Problem —
In full and without deviation, write out the entries that follow.

▽

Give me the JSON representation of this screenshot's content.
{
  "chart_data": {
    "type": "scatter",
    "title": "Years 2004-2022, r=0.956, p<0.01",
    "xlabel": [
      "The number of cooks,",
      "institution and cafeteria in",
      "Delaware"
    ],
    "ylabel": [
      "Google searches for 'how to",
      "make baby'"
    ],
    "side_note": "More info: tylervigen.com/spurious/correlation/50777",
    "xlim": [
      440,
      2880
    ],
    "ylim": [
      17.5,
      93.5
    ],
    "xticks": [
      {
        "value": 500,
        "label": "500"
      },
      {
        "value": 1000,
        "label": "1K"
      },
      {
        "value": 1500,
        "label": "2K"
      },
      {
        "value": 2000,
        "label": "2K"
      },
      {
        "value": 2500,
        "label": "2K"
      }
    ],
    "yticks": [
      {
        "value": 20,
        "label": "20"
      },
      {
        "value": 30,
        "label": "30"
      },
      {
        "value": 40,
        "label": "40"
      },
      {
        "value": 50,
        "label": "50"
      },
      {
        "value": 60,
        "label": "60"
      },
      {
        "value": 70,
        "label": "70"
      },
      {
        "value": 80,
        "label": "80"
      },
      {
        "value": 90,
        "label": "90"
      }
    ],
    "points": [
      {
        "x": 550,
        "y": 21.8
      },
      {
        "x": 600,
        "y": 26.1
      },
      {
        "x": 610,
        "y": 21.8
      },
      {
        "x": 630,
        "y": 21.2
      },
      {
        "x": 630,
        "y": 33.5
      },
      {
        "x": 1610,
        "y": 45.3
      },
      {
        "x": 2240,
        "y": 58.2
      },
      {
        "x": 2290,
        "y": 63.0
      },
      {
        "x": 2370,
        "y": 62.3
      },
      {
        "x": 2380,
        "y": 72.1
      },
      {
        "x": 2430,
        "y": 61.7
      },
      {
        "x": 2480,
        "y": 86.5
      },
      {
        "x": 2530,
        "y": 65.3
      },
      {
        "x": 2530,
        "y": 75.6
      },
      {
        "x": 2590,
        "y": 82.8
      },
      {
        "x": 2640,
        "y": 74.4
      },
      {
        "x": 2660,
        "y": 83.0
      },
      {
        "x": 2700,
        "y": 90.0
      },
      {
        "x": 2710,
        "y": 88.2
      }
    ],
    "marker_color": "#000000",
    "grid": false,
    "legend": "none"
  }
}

△

Written solution —
Give me the JSON representation of this screenshot's content.
{
  "chart_data": {
    "type": "scatter",
    "title": "Years 2004-2022, r=0.956, p<0.01",
    "xlabel": [
      "The number of cooks,",
      "institution and cafeteria in",
      "Delaware"
    ],
    "ylabel": [
      "Google searches for 'how to",
      "make baby'"
    ],
    "side_note": "More info: tylervigen.com/spurious/correlation/50777",
    "xlim": [
      440,
      2880
    ],
    "ylim": [
      17.5,
      93.5
    ],
    "xticks": [
      {
        "value": 500,
        "label": "500"
      },
      {
        "value": 1000,
        "label": "1K"
      },
      {
        "value": 1500,
        "label": "2K"
      },
      {
        "value": 2000,
        "label": "2K"
      },
      {
        "value": 2500,
        "label": "2K"
      }
    ],
    "yticks": [
      {
        "value": 20,
        "label": "20"
      },
      {
        "value": 30,
        "label": "30"
      },
      {
        "value": 40,
        "label": "40"
      },
      {
        "value": 50,
        "label": "50"
      },
      {
        "value": 60,
        "label": "60"
      },
      {
        "value": 70,
        "label": "70"
      },
      {
        "value": 80,
        "label": "80"
      },
      {
        "value": 90,
        "label": "90"
      }
    ],
    "points": [
      {
        "x": 550,
        "y": 21.8
      },
      {
        "x": 600,
        "y": 26.1
      },
      {
        "x": 610,
        "y": 21.8
      },
      {
        "x": 630,
        "y": 21.2
      },
      {
        "x": 630,
        "y": 33.5
      },
      {
        "x": 1610,
        "y": 45.3
      },
      {
        "x": 2240,
        "y": 58.2
      },
      {
        "x": 2290,
        "y": 63.0
      },
      {
        "x": 2370,
        "y": 62.3
      },
      {
        "x": 2380,
        "y": 72.1
      },
      {
        "x": 2430,
        "y": 61.7
      },
      {
        "x": 2480,
        "y": 86.5
      },
      {
        "x": 2530,
        "y": 65.3
      },
      {
        "x": 2530,
        "y": 75.6
      },
      {
        "x": 2590,
        "y": 82.8
      },
      {
        "x": 2640,
        "y": 74.4
      },
      {
        "x": 2660,
        "y": 83.0
      },
      {
        "x": 2700,
        "y": 90.0
      },
      {
        "x": 2710,
        "y": 88.2
      }
    ],
    "marker_color": "#000000",
    "grid": false,
    "legend": "none"
  }
}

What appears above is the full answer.